>> Begin INFORMATION PROVIDED

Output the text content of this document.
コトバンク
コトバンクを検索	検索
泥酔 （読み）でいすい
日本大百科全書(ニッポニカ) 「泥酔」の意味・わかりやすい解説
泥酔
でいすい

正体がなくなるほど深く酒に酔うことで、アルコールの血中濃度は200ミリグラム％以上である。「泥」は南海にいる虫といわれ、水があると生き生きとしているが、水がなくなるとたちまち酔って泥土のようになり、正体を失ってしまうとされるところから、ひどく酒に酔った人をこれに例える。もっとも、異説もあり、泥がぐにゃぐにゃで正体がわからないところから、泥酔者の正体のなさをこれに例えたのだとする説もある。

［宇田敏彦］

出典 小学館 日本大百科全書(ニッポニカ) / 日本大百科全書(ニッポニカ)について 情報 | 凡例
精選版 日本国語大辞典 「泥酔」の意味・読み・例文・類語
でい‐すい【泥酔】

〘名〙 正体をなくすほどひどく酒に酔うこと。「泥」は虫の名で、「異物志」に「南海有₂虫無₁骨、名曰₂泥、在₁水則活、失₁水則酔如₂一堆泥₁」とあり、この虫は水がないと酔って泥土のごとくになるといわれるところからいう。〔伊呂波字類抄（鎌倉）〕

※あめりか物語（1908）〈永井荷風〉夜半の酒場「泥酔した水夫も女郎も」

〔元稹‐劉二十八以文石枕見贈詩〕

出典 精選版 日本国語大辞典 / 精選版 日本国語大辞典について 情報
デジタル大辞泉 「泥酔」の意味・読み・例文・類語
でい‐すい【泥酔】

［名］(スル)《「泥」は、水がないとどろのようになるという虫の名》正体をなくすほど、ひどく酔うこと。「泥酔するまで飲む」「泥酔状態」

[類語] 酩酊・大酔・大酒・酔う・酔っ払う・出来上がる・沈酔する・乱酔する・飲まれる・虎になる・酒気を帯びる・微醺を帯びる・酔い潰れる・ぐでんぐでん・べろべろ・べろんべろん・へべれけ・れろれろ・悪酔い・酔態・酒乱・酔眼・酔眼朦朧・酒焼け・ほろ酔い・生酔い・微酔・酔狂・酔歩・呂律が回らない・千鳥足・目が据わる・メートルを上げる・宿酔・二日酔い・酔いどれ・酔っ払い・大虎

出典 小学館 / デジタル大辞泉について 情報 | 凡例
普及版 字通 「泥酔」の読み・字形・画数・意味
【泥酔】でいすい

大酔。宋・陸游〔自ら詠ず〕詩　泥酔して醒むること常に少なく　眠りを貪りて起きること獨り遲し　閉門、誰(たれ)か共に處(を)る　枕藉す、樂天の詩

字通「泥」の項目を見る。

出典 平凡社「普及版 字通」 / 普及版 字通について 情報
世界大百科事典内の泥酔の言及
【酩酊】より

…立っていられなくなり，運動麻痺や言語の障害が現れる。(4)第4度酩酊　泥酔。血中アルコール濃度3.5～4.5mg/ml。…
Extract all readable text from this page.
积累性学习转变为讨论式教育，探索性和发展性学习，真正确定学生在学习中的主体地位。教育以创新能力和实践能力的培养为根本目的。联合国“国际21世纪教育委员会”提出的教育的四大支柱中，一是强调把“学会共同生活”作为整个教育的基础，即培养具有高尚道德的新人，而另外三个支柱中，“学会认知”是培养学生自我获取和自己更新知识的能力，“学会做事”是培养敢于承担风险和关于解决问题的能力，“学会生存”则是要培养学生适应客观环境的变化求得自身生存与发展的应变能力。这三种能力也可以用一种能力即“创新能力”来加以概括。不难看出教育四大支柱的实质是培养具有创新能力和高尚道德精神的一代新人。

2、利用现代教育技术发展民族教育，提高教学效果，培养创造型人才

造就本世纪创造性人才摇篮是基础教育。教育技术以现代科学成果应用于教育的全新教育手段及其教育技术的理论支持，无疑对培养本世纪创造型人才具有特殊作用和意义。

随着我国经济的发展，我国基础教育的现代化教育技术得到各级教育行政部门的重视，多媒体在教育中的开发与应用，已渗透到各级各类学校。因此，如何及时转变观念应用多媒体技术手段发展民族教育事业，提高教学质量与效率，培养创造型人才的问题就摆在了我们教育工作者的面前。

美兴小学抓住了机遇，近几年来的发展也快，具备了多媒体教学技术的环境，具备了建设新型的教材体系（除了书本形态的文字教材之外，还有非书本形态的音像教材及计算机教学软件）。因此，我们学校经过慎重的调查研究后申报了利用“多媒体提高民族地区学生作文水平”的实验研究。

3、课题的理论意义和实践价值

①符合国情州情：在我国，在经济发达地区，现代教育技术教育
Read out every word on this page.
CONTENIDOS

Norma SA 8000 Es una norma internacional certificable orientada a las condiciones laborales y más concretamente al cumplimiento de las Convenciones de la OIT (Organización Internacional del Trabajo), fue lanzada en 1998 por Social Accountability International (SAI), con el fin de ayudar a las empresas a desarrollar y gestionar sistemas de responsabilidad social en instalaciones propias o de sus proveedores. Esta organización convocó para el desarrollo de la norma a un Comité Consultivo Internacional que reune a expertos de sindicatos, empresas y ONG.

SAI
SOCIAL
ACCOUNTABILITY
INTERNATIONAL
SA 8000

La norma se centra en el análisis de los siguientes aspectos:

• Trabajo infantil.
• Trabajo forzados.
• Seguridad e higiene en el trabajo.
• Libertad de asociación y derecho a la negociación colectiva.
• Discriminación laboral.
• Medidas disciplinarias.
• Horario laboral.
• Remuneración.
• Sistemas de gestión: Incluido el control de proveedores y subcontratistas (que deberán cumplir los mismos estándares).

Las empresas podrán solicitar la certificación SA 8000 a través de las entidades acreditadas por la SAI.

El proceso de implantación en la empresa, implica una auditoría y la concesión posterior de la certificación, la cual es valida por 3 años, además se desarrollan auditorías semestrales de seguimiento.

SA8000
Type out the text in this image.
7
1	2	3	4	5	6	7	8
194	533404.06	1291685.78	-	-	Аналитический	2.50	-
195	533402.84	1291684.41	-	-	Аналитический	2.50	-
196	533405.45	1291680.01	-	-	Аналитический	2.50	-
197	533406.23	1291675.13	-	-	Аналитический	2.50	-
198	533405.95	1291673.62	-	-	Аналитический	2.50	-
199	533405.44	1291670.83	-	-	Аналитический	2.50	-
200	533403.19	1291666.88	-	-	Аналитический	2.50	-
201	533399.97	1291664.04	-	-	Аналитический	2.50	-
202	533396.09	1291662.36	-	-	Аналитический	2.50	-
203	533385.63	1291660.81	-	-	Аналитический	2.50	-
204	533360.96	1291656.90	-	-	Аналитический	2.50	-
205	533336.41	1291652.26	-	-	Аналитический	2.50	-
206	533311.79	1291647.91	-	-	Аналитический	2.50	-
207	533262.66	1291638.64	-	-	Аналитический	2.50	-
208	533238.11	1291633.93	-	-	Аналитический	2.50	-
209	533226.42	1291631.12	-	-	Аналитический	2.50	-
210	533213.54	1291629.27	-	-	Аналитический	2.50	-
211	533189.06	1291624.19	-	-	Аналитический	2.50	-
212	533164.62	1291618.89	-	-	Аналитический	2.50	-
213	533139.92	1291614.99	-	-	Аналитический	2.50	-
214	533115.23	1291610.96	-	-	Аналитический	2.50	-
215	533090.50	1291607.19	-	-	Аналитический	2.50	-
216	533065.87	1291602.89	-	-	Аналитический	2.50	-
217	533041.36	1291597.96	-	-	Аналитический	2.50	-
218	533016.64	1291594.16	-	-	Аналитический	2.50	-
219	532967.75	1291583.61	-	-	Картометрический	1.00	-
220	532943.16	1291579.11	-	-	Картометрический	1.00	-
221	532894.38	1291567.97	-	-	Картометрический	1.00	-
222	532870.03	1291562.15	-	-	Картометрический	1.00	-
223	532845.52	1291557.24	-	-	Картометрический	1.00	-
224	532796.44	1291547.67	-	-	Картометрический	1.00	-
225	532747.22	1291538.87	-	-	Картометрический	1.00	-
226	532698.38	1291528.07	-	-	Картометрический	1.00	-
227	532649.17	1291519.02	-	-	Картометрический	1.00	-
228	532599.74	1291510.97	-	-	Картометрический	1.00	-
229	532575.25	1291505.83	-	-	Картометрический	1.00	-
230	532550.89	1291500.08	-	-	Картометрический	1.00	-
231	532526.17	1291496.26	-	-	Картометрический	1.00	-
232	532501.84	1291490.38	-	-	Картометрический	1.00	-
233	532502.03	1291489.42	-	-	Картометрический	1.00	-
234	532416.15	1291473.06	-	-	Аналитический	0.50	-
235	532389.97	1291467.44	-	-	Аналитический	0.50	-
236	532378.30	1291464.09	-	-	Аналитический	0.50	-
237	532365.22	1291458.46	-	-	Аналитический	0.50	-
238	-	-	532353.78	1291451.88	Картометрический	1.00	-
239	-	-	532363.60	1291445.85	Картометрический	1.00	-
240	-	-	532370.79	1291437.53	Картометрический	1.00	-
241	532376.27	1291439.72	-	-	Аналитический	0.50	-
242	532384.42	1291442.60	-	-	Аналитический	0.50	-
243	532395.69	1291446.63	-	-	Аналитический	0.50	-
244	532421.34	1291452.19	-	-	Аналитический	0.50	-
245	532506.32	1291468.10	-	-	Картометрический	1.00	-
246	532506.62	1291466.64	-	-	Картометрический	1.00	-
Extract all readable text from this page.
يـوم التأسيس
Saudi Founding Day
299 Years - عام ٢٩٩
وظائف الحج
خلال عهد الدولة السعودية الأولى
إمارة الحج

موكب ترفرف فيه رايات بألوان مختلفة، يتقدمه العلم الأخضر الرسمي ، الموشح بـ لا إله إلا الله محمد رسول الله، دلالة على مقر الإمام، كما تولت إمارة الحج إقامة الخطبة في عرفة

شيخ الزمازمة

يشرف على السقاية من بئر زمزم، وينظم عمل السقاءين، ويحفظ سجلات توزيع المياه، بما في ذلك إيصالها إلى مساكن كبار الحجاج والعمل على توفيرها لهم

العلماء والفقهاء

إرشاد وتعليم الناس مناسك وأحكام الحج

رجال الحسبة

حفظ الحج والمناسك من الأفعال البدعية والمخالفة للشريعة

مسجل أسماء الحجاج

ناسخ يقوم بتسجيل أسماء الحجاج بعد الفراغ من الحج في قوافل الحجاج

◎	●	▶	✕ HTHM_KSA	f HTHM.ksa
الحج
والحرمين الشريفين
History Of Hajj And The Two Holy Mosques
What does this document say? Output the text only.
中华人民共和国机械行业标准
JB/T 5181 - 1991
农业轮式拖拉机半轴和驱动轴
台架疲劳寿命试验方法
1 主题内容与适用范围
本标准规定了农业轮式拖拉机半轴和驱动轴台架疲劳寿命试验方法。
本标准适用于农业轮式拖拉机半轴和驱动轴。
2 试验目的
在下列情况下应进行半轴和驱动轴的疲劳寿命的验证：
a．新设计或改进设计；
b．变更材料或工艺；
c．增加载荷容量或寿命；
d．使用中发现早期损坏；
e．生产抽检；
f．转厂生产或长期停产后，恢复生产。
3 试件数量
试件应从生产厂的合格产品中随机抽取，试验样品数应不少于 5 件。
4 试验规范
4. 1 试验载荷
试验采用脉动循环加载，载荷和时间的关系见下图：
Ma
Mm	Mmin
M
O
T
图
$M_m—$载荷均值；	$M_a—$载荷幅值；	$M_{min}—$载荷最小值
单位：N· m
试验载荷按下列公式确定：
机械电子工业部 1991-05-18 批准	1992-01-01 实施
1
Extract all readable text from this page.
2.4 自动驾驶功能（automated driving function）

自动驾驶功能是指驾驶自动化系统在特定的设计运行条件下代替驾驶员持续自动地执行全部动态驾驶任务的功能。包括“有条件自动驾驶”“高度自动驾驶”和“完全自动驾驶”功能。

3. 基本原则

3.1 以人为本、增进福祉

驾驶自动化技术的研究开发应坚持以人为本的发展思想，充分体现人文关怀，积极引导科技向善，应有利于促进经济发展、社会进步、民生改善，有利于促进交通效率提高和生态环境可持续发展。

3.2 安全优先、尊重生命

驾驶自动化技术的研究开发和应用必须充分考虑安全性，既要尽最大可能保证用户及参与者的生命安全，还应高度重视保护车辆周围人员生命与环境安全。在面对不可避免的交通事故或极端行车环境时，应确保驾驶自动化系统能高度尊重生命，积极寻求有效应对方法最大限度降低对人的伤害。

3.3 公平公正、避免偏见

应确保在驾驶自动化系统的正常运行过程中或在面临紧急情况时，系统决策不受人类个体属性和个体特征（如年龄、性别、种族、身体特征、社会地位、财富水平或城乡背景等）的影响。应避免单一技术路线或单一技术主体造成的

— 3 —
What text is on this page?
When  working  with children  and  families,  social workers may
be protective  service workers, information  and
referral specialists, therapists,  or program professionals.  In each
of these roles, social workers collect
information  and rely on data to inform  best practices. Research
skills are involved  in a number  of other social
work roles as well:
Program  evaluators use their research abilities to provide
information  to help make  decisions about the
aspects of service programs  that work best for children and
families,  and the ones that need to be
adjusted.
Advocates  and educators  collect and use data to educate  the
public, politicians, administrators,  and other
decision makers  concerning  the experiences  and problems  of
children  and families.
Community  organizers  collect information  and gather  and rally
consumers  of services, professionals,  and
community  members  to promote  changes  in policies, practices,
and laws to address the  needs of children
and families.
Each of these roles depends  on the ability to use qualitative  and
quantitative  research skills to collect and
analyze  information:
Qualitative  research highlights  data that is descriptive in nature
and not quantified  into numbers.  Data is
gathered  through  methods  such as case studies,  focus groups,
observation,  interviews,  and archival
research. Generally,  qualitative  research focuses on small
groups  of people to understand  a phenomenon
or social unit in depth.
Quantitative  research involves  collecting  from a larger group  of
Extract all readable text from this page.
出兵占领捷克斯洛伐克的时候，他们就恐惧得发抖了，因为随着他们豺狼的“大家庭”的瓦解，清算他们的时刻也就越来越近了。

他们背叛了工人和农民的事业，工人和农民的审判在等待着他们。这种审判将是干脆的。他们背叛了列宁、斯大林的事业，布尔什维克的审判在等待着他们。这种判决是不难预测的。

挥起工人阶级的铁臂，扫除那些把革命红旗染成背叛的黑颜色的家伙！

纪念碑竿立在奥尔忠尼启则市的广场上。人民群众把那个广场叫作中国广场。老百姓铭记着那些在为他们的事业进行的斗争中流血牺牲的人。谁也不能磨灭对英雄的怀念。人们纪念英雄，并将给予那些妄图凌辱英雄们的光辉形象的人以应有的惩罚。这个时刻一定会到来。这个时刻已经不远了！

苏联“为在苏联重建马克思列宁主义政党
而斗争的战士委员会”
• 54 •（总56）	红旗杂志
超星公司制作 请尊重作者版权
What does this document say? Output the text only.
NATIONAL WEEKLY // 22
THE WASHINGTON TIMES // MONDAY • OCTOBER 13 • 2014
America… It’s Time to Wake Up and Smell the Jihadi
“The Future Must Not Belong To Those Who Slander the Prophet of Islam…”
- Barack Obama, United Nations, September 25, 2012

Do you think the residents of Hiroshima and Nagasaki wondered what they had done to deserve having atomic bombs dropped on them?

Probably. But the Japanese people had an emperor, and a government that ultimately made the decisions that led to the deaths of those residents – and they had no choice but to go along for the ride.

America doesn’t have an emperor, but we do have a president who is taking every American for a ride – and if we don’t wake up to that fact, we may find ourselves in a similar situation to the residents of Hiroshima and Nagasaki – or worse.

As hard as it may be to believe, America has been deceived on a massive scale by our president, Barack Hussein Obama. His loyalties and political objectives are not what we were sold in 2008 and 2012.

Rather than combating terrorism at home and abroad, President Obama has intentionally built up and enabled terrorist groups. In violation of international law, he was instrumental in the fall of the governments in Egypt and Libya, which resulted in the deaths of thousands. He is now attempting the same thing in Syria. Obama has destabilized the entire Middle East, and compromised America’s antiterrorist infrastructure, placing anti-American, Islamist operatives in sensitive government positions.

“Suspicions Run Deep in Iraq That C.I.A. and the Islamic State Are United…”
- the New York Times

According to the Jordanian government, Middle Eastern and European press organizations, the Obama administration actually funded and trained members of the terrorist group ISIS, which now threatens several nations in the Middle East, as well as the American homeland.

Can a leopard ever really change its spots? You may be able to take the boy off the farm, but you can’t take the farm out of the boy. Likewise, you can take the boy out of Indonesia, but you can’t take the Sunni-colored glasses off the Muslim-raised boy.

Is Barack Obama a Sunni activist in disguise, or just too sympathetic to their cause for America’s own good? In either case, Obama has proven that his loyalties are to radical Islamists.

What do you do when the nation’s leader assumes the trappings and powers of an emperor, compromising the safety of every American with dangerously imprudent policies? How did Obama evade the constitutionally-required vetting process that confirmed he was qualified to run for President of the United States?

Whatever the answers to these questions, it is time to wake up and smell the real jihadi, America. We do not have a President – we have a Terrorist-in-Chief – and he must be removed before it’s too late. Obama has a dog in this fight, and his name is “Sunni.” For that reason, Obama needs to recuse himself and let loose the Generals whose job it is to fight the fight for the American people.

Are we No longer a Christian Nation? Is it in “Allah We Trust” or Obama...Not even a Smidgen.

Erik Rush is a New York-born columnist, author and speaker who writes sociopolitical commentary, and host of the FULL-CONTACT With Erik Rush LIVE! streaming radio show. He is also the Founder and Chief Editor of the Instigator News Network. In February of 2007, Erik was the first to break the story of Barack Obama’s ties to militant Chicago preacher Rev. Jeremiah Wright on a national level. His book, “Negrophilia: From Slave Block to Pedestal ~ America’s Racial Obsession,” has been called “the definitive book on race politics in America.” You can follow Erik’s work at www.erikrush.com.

>> End INFORMATION PROVIDED

* [OBJECTIVE] Identify each line in the entries with the word "decisions" and copy it.

* [TASK RESULT]
information  to help make  decisions about the
Probably. But the Japanese people had an emperor, and a government that ultimately made the decisions that led to the deaths of those residents – and they had no choice but to go along for the ride.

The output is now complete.